(DIRECTIONS FOR THIS TASK)
If a line in the records below holds the word "legend", copy it.

(RECORDS FOR PROCESSING)
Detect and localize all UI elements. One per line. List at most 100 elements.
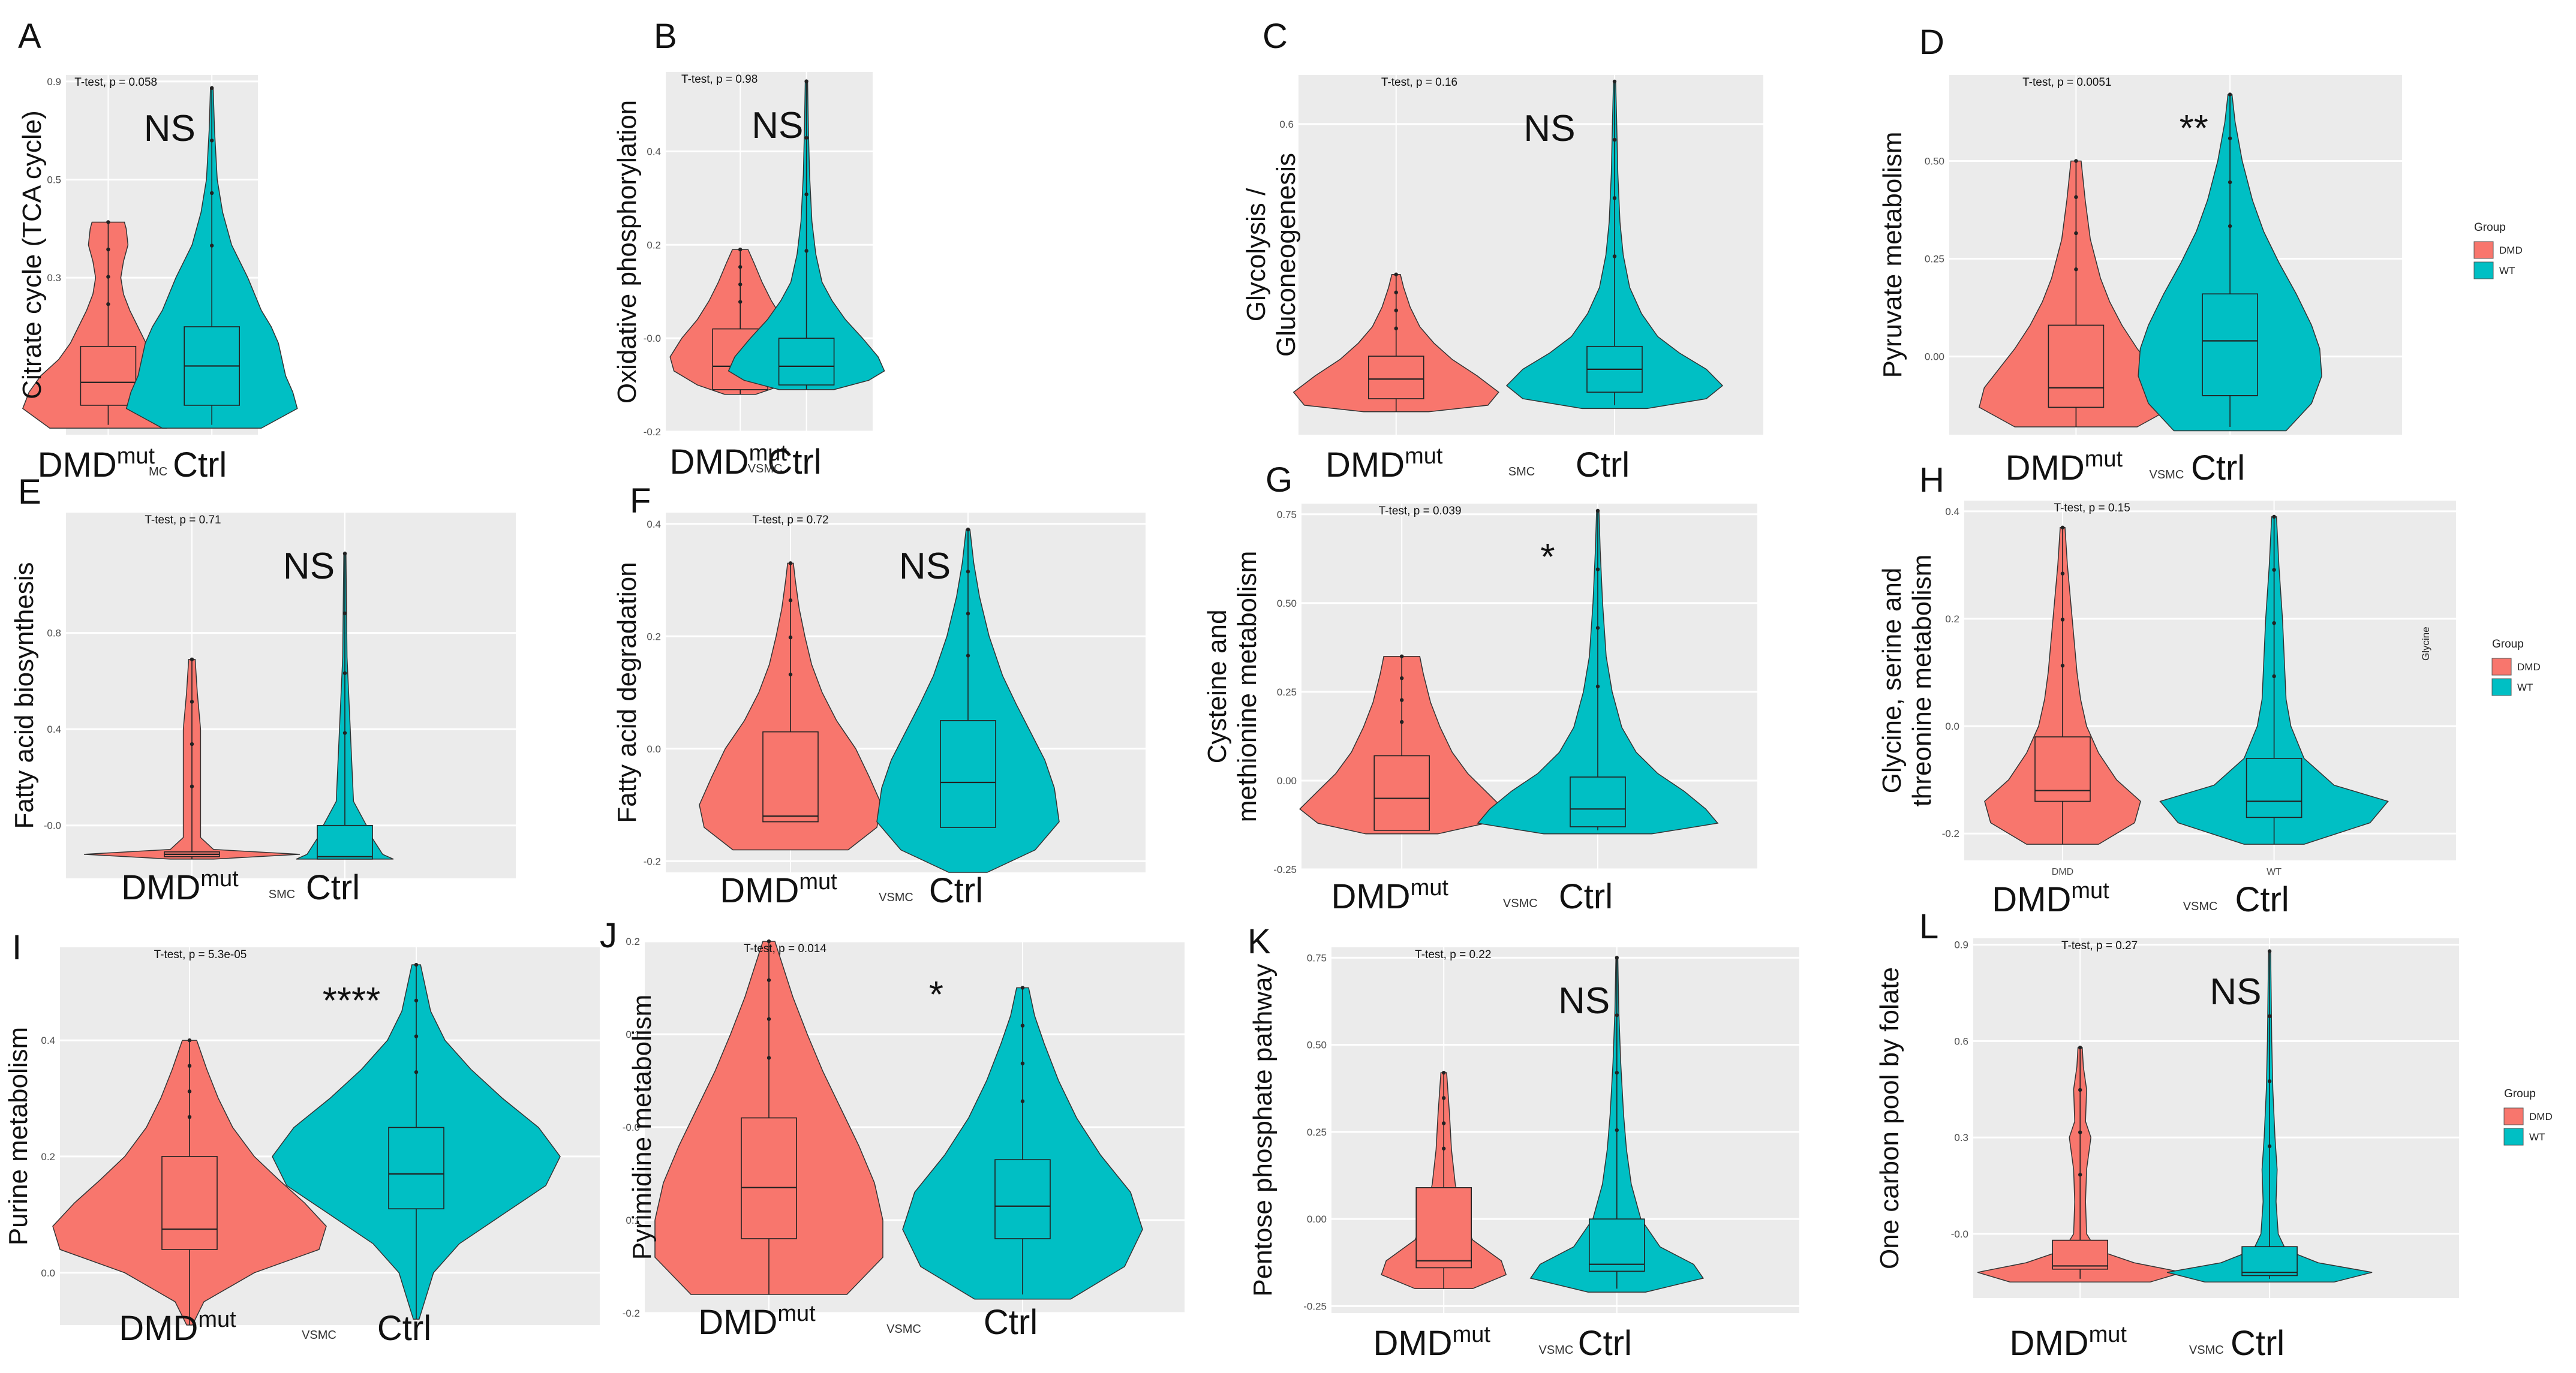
outlier-point xyxy=(2074,231,2078,236)
y-axis-title: Cysteine andmethionine metabolism xyxy=(1203,551,1262,822)
x-category-label: Ctrl xyxy=(2231,1324,2285,1363)
outlier-point xyxy=(1612,137,1617,142)
outlier-point xyxy=(767,978,771,982)
outlier-point xyxy=(1612,254,1617,258)
outlier-point xyxy=(1595,508,1600,513)
panel-letter: J xyxy=(600,916,617,955)
significance-label: NS xyxy=(283,546,335,587)
outlier-point xyxy=(2060,571,2065,576)
outlier-point xyxy=(190,742,194,746)
outlier-point xyxy=(1400,676,1404,681)
outlier-point xyxy=(738,300,743,304)
significance-label: NS xyxy=(899,546,951,587)
outlier-point xyxy=(2078,1173,2082,1177)
y-axis-title: Glycolysis /Gluconeogenesis xyxy=(1242,153,1301,357)
outlier-point xyxy=(966,654,970,658)
box xyxy=(2202,293,2258,396)
outlier-point xyxy=(788,561,793,565)
outlier-point xyxy=(210,138,214,143)
panel-letter: I xyxy=(12,928,22,967)
outlier-point xyxy=(1615,956,1619,960)
cell-type-note: VSMC xyxy=(886,1323,921,1336)
outlier-point xyxy=(187,1064,192,1068)
outlier-point xyxy=(738,282,743,287)
outlier-point xyxy=(1612,196,1617,200)
legend-title: Group xyxy=(2492,638,2524,651)
y-tick-label: -0.0 xyxy=(623,1122,640,1133)
x-category-label: Ctrl xyxy=(1576,445,1630,484)
legend-item-label: DMD xyxy=(2529,1111,2553,1122)
box xyxy=(778,338,835,386)
y-tick-label: -0.2 xyxy=(623,1308,640,1319)
panel-letter: B xyxy=(654,17,677,56)
y-axis-title: Pyruvate metabolism xyxy=(1878,132,1907,378)
x-category-label: DMDmut xyxy=(2009,1322,2127,1363)
outlier-point xyxy=(106,247,110,252)
panel-letter: L xyxy=(1919,907,1938,946)
y-tick-label: -0.25 xyxy=(1273,864,1297,875)
box xyxy=(1373,755,1430,831)
outlier-point xyxy=(106,275,110,279)
test-label: T-test, p = 0.71 xyxy=(145,514,221,526)
y-tick-label: 0.1 xyxy=(626,1029,640,1040)
y-tick-label: 0.25 xyxy=(1307,1127,1327,1138)
y-axis-title: Fatty acid biosynthesis xyxy=(10,562,39,829)
x-category-label: Ctrl xyxy=(2191,448,2245,487)
outlier-point xyxy=(1615,1128,1619,1133)
cell-type-note: MC xyxy=(149,465,167,478)
test-label: T-test, p = 0.058 xyxy=(74,76,157,89)
outlier-point xyxy=(788,598,793,603)
outlier-point xyxy=(2267,1079,2272,1083)
outlier-point xyxy=(2060,525,2065,529)
cell-type-note: VSMC xyxy=(879,891,913,904)
y-tick-label: 0.50 xyxy=(1925,155,1944,167)
legend-item-label: WT xyxy=(2529,1131,2545,1143)
legend-swatch-dmd xyxy=(2503,1107,2524,1125)
y-tick-label: 0.0 xyxy=(647,743,661,755)
outlier-point xyxy=(2228,136,2232,140)
x-category-label: Ctrl xyxy=(984,1303,1038,1342)
box xyxy=(2241,1246,2298,1276)
outlier-point xyxy=(1615,1070,1619,1075)
x-category-label: DMDmut xyxy=(121,866,239,907)
x-category-label: Ctrl xyxy=(377,1309,431,1348)
outlier-point xyxy=(1020,1023,1025,1028)
outlier-point xyxy=(767,1017,771,1021)
outlier-point xyxy=(1615,1013,1619,1017)
outlier-point xyxy=(342,671,347,675)
outlier-point xyxy=(2078,1088,2082,1092)
significance-label: NS xyxy=(752,105,803,146)
outlier-point xyxy=(342,731,347,735)
significance-label: NS xyxy=(144,108,196,149)
y-tick-label: -0.0 xyxy=(44,820,61,832)
y-tick-label: 0.00 xyxy=(1307,1214,1327,1225)
outlier-point xyxy=(106,220,110,224)
panel-letter: K xyxy=(1248,922,1271,961)
x-category-label: DMDmut xyxy=(119,1307,236,1348)
outlier-point xyxy=(1442,1096,1446,1100)
legend-swatch-wt xyxy=(2503,1128,2524,1146)
cell-type-note: VSMC xyxy=(2183,900,2218,913)
x-category-label: Ctrl xyxy=(1559,877,1613,916)
outlier-point xyxy=(1442,1070,1446,1075)
y-tick-label: -0.25 xyxy=(1303,1300,1327,1312)
outlier-point xyxy=(210,86,214,91)
group-legend: Group Glycine DMD WT xyxy=(2420,627,2541,696)
y-tick-label: 0.3 xyxy=(47,272,61,284)
outlier-point xyxy=(1400,654,1404,658)
test-label: T-test, p = 0.27 xyxy=(2061,940,2138,952)
test-label: T-test, p = 0.15 xyxy=(2054,502,2130,514)
outlier-point xyxy=(2272,621,2276,625)
y-tick-label: 0.2 xyxy=(41,1151,55,1163)
outlier-point xyxy=(1394,272,1398,276)
significance-label: * xyxy=(1540,537,1555,578)
box xyxy=(762,731,819,823)
y-axis-title: Fatty acid degradation xyxy=(612,562,642,823)
box xyxy=(1415,1187,1472,1269)
outlier-point xyxy=(1595,684,1600,689)
legend-item-label: DMD xyxy=(2499,245,2523,256)
y-tick-label: 0.0 xyxy=(41,1267,55,1279)
y-tick-label: 0.6 xyxy=(1954,1035,1968,1047)
y-tick-label: 0.00 xyxy=(1277,775,1297,787)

(SOLUTION FOR THIS PROBLEM)
legend-title: Group xyxy=(2492,638,2524,651)
legend-item-label: DMD xyxy=(2529,1111,2553,1122)
legend-item-label: WT xyxy=(2529,1131,2545,1143)
legend-swatch-dmd xyxy=(2503,1107,2524,1125)
legend-swatch-wt xyxy=(2503,1128,2524,1146)
group-legend: Group Glycine DMD WT xyxy=(2420,627,2541,696)
legend-item-label: DMD xyxy=(2499,245,2523,256)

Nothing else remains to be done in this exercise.